[Items from a figure collection]
--
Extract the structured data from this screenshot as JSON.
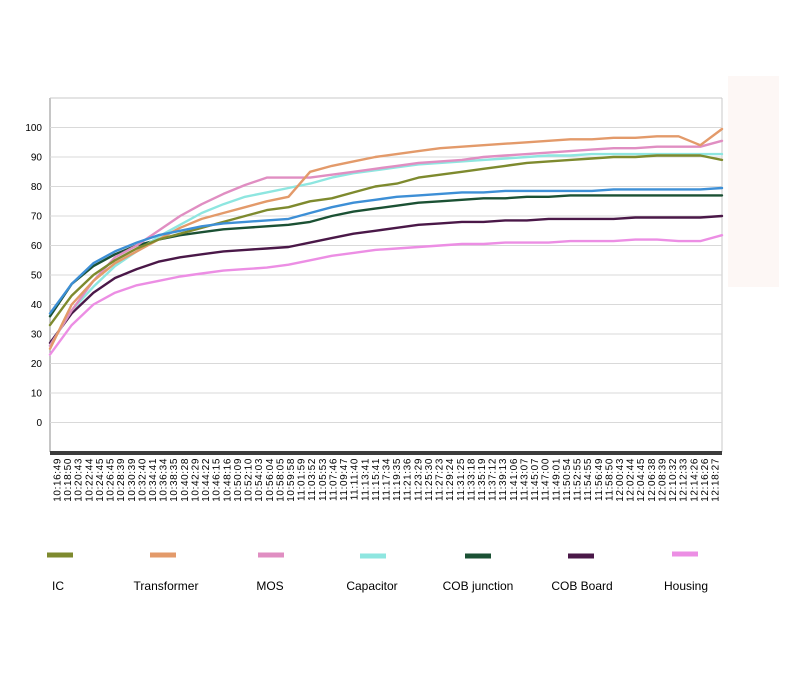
{
  "chart_data": {
    "type": "line",
    "title": "",
    "xlabel": "",
    "ylabel": "",
    "ylim": [
      -10,
      110
    ],
    "yticks": [
      0,
      10,
      20,
      30,
      40,
      50,
      60,
      70,
      80,
      90,
      100
    ],
    "grid": "horizontal",
    "legend_placement": "bottom",
    "x_tick_labels": [
      "10:16:49",
      "10:18:50",
      "10:20:43",
      "10:22:44",
      "10:24:45",
      "10:26:45",
      "10:28:39",
      "10:30:39",
      "10:32:40",
      "10:34:41",
      "10:36:34",
      "10:38:35",
      "10:40:28",
      "10:42:29",
      "10:44:22",
      "10:46:15",
      "10:48:16",
      "10:50:09",
      "10:52:10",
      "10:54:03",
      "10:56:04",
      "10:58:05",
      "10:59:58",
      "11:01:59",
      "11:03:52",
      "11:05:53",
      "11:07:46",
      "11:09:47",
      "11:11:40",
      "11:13:41",
      "11:15:41",
      "11:17:34",
      "11:19:35",
      "11:21:36",
      "11:23:29",
      "11:25:30",
      "11:27:23",
      "11:29:24",
      "11:31:25",
      "11:33:18",
      "11:35:19",
      "11:37:12",
      "11:39:13",
      "11:41:06",
      "11:43:07",
      "11:45:07",
      "11:47:00",
      "11:49:01",
      "11:50:54",
      "11:52:55",
      "11:54:55",
      "11:56:49",
      "11:58:50",
      "12:00:43",
      "12:02:44",
      "12:04:45",
      "12:06:38",
      "12:08:39",
      "12:10:32",
      "12:12:33",
      "12:14:26",
      "12:16:26",
      "12:18:27"
    ],
    "x": [
      0,
      2,
      4,
      6,
      8,
      10,
      12,
      14,
      16,
      18,
      20,
      22,
      24,
      26,
      28,
      30,
      32,
      34,
      36,
      38,
      40,
      42,
      44,
      46,
      48,
      50,
      52,
      54,
      56,
      58,
      60,
      62
    ],
    "series": [
      {
        "name": "IC",
        "color": "#7e8a2e",
        "values": [
          33,
          43,
          50,
          55,
          59,
          62,
          64,
          66,
          68,
          70,
          72,
          73,
          75,
          76,
          78,
          80,
          81,
          83,
          84,
          85,
          86,
          87,
          88,
          88.5,
          89,
          89.5,
          90,
          90,
          90.5,
          90.5,
          90.5,
          89
        ]
      },
      {
        "name": "Transformer",
        "color": "#e39a6a",
        "values": [
          25,
          40,
          48,
          54,
          58,
          62,
          66,
          69,
          71,
          73,
          75,
          76.5,
          85,
          87,
          88.5,
          90,
          91,
          92,
          93,
          93.5,
          94,
          94.5,
          95,
          95.5,
          96,
          96,
          96.5,
          96.5,
          97,
          97,
          94,
          99.5
        ]
      },
      {
        "name": "MOS",
        "color": "#e08ec2",
        "values": [
          26,
          38,
          48,
          56,
          60,
          65,
          70,
          74,
          77.5,
          80.5,
          83,
          83,
          83,
          84,
          85,
          86,
          87,
          88,
          88.5,
          89,
          90,
          90.5,
          91,
          91.5,
          92,
          92.5,
          93,
          93,
          93.5,
          93.5,
          93.5,
          95.5
        ]
      },
      {
        "name": "Capacitor",
        "color": "#8ee6e0",
        "values": [
          26,
          38,
          46,
          53,
          58,
          63,
          67,
          71,
          74,
          76.5,
          78,
          79.5,
          81,
          83,
          84.5,
          85.5,
          86.5,
          87.5,
          88,
          88.5,
          89,
          89.5,
          90,
          90.5,
          90.5,
          91,
          91,
          91,
          91,
          91,
          91,
          91
        ]
      },
      {
        "name": "COB  junction",
        "color": "#1b5134",
        "values": [
          36,
          47,
          53,
          57,
          60,
          62,
          63.5,
          64.5,
          65.5,
          66,
          66.5,
          67,
          68,
          70,
          71.5,
          72.5,
          73.5,
          74.5,
          75,
          75.5,
          76,
          76,
          76.5,
          76.5,
          77,
          77,
          77,
          77,
          77,
          77,
          77,
          77
        ]
      },
      {
        "name": "COB Board",
        "color": "#4a1848",
        "values": [
          27,
          37,
          44,
          49,
          52,
          54.5,
          56,
          57,
          58,
          58.5,
          59,
          59.5,
          61,
          62.5,
          64,
          65,
          66,
          67,
          67.5,
          68,
          68,
          68.5,
          68.5,
          69,
          69,
          69,
          69,
          69.5,
          69.5,
          69.5,
          69.5,
          70
        ]
      },
      {
        "name": "Housing",
        "color": "#ec8ee4",
        "values": [
          23,
          33,
          40,
          44,
          46.5,
          48,
          49.5,
          50.5,
          51.5,
          52,
          52.5,
          53.5,
          55,
          56.5,
          57.5,
          58.5,
          59,
          59.5,
          60,
          60.5,
          60.5,
          61,
          61,
          61,
          61.5,
          61.5,
          61.5,
          62,
          62,
          61.5,
          61.5,
          63.5
        ]
      }
    ],
    "extra_series": [
      {
        "name": "",
        "color": "#3d8fd6",
        "values": [
          37,
          47,
          54,
          58,
          61,
          63.5,
          65,
          66.5,
          67.5,
          68,
          68.5,
          69,
          71,
          73,
          74.5,
          75.5,
          76.5,
          77,
          77.5,
          78,
          78,
          78.5,
          78.5,
          78.5,
          78.5,
          78.5,
          79,
          79,
          79,
          79,
          79,
          79.5
        ]
      }
    ]
  }
}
--
INSTRUCTIONS FOR THE TASK:
Leave out every picture and copy the rest of the records exactly.

EXERCISE RESPONSE:
Extract the structured data from this screenshot as JSON.
{
  "chart_data": {
    "type": "line",
    "title": "",
    "xlabel": "",
    "ylabel": "",
    "ylim": [
      -10,
      110
    ],
    "yticks": [
      0,
      10,
      20,
      30,
      40,
      50,
      60,
      70,
      80,
      90,
      100
    ],
    "grid": "horizontal",
    "legend_placement": "bottom",
    "x_tick_labels": [
      "10:16:49",
      "10:18:50",
      "10:20:43",
      "10:22:44",
      "10:24:45",
      "10:26:45",
      "10:28:39",
      "10:30:39",
      "10:32:40",
      "10:34:41",
      "10:36:34",
      "10:38:35",
      "10:40:28",
      "10:42:29",
      "10:44:22",
      "10:46:15",
      "10:48:16",
      "10:50:09",
      "10:52:10",
      "10:54:03",
      "10:56:04",
      "10:58:05",
      "10:59:58",
      "11:01:59",
      "11:03:52",
      "11:05:53",
      "11:07:46",
      "11:09:47",
      "11:11:40",
      "11:13:41",
      "11:15:41",
      "11:17:34",
      "11:19:35",
      "11:21:36",
      "11:23:29",
      "11:25:30",
      "11:27:23",
      "11:29:24",
      "11:31:25",
      "11:33:18",
      "11:35:19",
      "11:37:12",
      "11:39:13",
      "11:41:06",
      "11:43:07",
      "11:45:07",
      "11:47:00",
      "11:49:01",
      "11:50:54",
      "11:52:55",
      "11:54:55",
      "11:56:49",
      "11:58:50",
      "12:00:43",
      "12:02:44",
      "12:04:45",
      "12:06:38",
      "12:08:39",
      "12:10:32",
      "12:12:33",
      "12:14:26",
      "12:16:26",
      "12:18:27"
    ],
    "x": [
      0,
      2,
      4,
      6,
      8,
      10,
      12,
      14,
      16,
      18,
      20,
      22,
      24,
      26,
      28,
      30,
      32,
      34,
      36,
      38,
      40,
      42,
      44,
      46,
      48,
      50,
      52,
      54,
      56,
      58,
      60,
      62
    ],
    "series": [
      {
        "name": "IC",
        "color": "#7e8a2e",
        "values": [
          33,
          43,
          50,
          55,
          59,
          62,
          64,
          66,
          68,
          70,
          72,
          73,
          75,
          76,
          78,
          80,
          81,
          83,
          84,
          85,
          86,
          87,
          88,
          88.5,
          89,
          89.5,
          90,
          90,
          90.5,
          90.5,
          90.5,
          89
        ]
      },
      {
        "name": "Transformer",
        "color": "#e39a6a",
        "values": [
          25,
          40,
          48,
          54,
          58,
          62,
          66,
          69,
          71,
          73,
          75,
          76.5,
          85,
          87,
          88.5,
          90,
          91,
          92,
          93,
          93.5,
          94,
          94.5,
          95,
          95.5,
          96,
          96,
          96.5,
          96.5,
          97,
          97,
          94,
          99.5
        ]
      },
      {
        "name": "MOS",
        "color": "#e08ec2",
        "values": [
          26,
          38,
          48,
          56,
          60,
          65,
          70,
          74,
          77.5,
          80.5,
          83,
          83,
          83,
          84,
          85,
          86,
          87,
          88,
          88.5,
          89,
          90,
          90.5,
          91,
          91.5,
          92,
          92.5,
          93,
          93,
          93.5,
          93.5,
          93.5,
          95.5
        ]
      },
      {
        "name": "Capacitor",
        "color": "#8ee6e0",
        "values": [
          26,
          38,
          46,
          53,
          58,
          63,
          67,
          71,
          74,
          76.5,
          78,
          79.5,
          81,
          83,
          84.5,
          85.5,
          86.5,
          87.5,
          88,
          88.5,
          89,
          89.5,
          90,
          90.5,
          90.5,
          91,
          91,
          91,
          91,
          91,
          91,
          91
        ]
      },
      {
        "name": "COB  junction",
        "color": "#1b5134",
        "values": [
          36,
          47,
          53,
          57,
          60,
          62,
          63.5,
          64.5,
          65.5,
          66,
          66.5,
          67,
          68,
          70,
          71.5,
          72.5,
          73.5,
          74.5,
          75,
          75.5,
          76,
          76,
          76.5,
          76.5,
          77,
          77,
          77,
          77,
          77,
          77,
          77,
          77
        ]
      },
      {
        "name": "COB Board",
        "color": "#4a1848",
        "values": [
          27,
          37,
          44,
          49,
          52,
          54.5,
          56,
          57,
          58,
          58.5,
          59,
          59.5,
          61,
          62.5,
          64,
          65,
          66,
          67,
          67.5,
          68,
          68,
          68.5,
          68.5,
          69,
          69,
          69,
          69,
          69.5,
          69.5,
          69.5,
          69.5,
          70
        ]
      },
      {
        "name": "Housing",
        "color": "#ec8ee4",
        "values": [
          23,
          33,
          40,
          44,
          46.5,
          48,
          49.5,
          50.5,
          51.5,
          52,
          52.5,
          53.5,
          55,
          56.5,
          57.5,
          58.5,
          59,
          59.5,
          60,
          60.5,
          60.5,
          61,
          61,
          61,
          61.5,
          61.5,
          61.5,
          62,
          62,
          61.5,
          61.5,
          63.5
        ]
      }
    ],
    "extra_series": [
      {
        "name": "",
        "color": "#3d8fd6",
        "values": [
          37,
          47,
          54,
          58,
          61,
          63.5,
          65,
          66.5,
          67.5,
          68,
          68.5,
          69,
          71,
          73,
          74.5,
          75.5,
          76.5,
          77,
          77.5,
          78,
          78,
          78.5,
          78.5,
          78.5,
          78.5,
          78.5,
          79,
          79,
          79,
          79,
          79,
          79.5
        ]
      }
    ]
  }
}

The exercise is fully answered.